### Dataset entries
— START —

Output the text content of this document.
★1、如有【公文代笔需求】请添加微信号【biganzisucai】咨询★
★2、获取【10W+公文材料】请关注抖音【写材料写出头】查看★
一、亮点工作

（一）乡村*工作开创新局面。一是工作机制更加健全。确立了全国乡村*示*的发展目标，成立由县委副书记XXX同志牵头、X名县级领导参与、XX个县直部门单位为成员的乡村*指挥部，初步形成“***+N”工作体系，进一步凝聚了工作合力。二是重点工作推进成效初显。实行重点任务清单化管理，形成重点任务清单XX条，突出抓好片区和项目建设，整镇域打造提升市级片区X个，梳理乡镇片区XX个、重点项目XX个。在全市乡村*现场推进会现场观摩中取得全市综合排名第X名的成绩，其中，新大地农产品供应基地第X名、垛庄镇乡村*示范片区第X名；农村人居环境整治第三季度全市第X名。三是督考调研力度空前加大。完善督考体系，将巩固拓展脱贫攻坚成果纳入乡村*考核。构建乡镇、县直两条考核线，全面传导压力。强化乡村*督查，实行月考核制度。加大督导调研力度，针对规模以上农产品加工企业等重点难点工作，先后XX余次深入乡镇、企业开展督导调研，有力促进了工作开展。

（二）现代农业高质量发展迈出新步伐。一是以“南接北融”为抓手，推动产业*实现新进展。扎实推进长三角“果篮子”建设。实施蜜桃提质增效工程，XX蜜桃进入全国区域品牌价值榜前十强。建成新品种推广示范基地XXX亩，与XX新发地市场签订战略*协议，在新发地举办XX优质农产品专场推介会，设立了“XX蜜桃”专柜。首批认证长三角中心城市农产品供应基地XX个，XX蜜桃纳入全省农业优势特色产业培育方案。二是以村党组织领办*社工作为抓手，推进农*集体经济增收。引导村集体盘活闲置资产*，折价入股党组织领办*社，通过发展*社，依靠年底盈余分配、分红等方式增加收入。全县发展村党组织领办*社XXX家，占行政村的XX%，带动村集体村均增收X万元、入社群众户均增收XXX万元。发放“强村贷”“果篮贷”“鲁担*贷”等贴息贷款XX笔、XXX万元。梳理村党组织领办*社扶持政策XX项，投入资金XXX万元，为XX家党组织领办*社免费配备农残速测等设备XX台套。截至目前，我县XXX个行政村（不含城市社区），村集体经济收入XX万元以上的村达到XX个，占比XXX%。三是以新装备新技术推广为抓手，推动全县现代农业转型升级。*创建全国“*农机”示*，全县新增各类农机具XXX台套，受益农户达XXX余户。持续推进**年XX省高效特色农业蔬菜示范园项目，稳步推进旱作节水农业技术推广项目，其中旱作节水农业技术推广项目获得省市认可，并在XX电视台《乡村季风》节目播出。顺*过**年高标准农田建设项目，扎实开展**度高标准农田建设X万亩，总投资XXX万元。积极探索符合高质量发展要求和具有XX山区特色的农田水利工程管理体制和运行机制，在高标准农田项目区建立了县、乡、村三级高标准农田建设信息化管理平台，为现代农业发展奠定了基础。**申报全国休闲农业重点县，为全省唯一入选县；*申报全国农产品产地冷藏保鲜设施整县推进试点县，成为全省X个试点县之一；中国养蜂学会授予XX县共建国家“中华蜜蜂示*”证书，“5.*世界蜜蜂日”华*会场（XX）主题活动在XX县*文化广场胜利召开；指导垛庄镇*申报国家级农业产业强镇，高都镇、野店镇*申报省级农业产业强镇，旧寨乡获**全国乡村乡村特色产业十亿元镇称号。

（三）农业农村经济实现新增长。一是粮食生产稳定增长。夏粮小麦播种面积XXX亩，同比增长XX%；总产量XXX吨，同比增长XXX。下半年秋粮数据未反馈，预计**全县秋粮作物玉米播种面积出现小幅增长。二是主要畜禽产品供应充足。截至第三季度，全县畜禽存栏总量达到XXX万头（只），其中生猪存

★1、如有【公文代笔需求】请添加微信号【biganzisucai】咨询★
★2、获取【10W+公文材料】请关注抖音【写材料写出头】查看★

— END —

### Exercise prompt
Print the records above in full, exactly.

### Full answer
Output the text content of this document.
★1、如有【公文代笔需求】请添加微信号【biganzisucai】咨询★
★2、获取【10W+公文材料】请关注抖音【写材料写出头】查看★
一、亮点工作

（一）乡村*工作开创新局面。一是工作机制更加健全。确立了全国乡村*示*的发展目标，成立由县委副书记XXX同志牵头、X名县级领导参与、XX个县直部门单位为成员的乡村*指挥部，初步形成“***+N”工作体系，进一步凝聚了工作合力。二是重点工作推进成效初显。实行重点任务清单化管理，形成重点任务清单XX条，突出抓好片区和项目建设，整镇域打造提升市级片区X个，梳理乡镇片区XX个、重点项目XX个。在全市乡村*现场推进会现场观摩中取得全市综合排名第X名的成绩，其中，新大地农产品供应基地第X名、垛庄镇乡村*示范片区第X名；农村人居环境整治第三季度全市第X名。三是督考调研力度空前加大。完善督考体系，将巩固拓展脱贫攻坚成果纳入乡村*考核。构建乡镇、县直两条考核线，全面传导压力。强化乡村*督查，实行月考核制度。加大督导调研力度，针对规模以上农产品加工企业等重点难点工作，先后XX余次深入乡镇、企业开展督导调研，有力促进了工作开展。

（二）现代农业高质量发展迈出新步伐。一是以“南接北融”为抓手，推动产业*实现新进展。扎实推进长三角“果篮子”建设。实施蜜桃提质增效工程，XX蜜桃进入全国区域品牌价值榜前十强。建成新品种推广示范基地XXX亩，与XX新发地市场签订战略*协议，在新发地举办XX优质农产品专场推介会，设立了“XX蜜桃”专柜。首批认证长三角中心城市农产品供应基地XX个，XX蜜桃纳入全省农业优势特色产业培育方案。二是以村党组织领办*社工作为抓手，推进农*集体经济增收。引导村集体盘活闲置资产*，折价入股党组织领办*社，通过发展*社，依靠年底盈余分配、分红等方式增加收入。全县发展村党组织领办*社XXX家，占行政村的XX%，带动村集体村均增收X万元、入社群众户均增收XXX万元。发放“强村贷”“果篮贷”“鲁担*贷”等贴息贷款XX笔、XXX万元。梳理村党组织领办*社扶持政策XX项，投入资金XXX万元，为XX家党组织领办*社免费配备农残速测等设备XX台套。截至目前，我县XXX个行政村（不含城市社区），村集体经济收入XX万元以上的村达到XX个，占比XXX%。三是以新装备新技术推广为抓手，推动全县现代农业转型升级。*创建全国“*农机”示*，全县新增各类农机具XXX台套，受益农户达XXX余户。持续推进**年XX省高效特色农业蔬菜示范园项目，稳步推进旱作节水农业技术推广项目，其中旱作节水农业技术推广项目获得省市认可，并在XX电视台《乡村季风》节目播出。顺*过**年高标准农田建设项目，扎实开展**度高标准农田建设X万亩，总投资XXX万元。积极探索符合高质量发展要求和具有XX山区特色的农田水利工程管理体制和运行机制，在高标准农田项目区建立了县、乡、村三级高标准农田建设信息化管理平台，为现代农业发展奠定了基础。**申报全国休闲农业重点县，为全省唯一入选县；*申报全国农产品产地冷藏保鲜设施整县推进试点县，成为全省X个试点县之一；中国养蜂学会授予XX县共建国家“中华蜜蜂示*”证书，“5.*世界蜜蜂日”华*会场（XX）主题活动在XX县*文化广场胜利召开；指导垛庄镇*申报国家级农业产业强镇，高都镇、野店镇*申报省级农业产业强镇，旧寨乡获**全国乡村乡村特色产业十亿元镇称号。

（三）农业农村经济实现新增长。一是粮食生产稳定增长。夏粮小麦播种面积XXX亩，同比增长XX%；总产量XXX吨，同比增长XXX。下半年秋粮数据未反馈，预计**全县秋粮作物玉米播种面积出现小幅增长。二是主要畜禽产品供应充足。截至第三季度，全县畜禽存栏总量达到XXX万头（只），其中生猪存

★1、如有【公文代笔需求】请添加微信号【biganzisucai】咨询★
★2、获取【10W+公文材料】请关注抖音【写材料写出头】查看★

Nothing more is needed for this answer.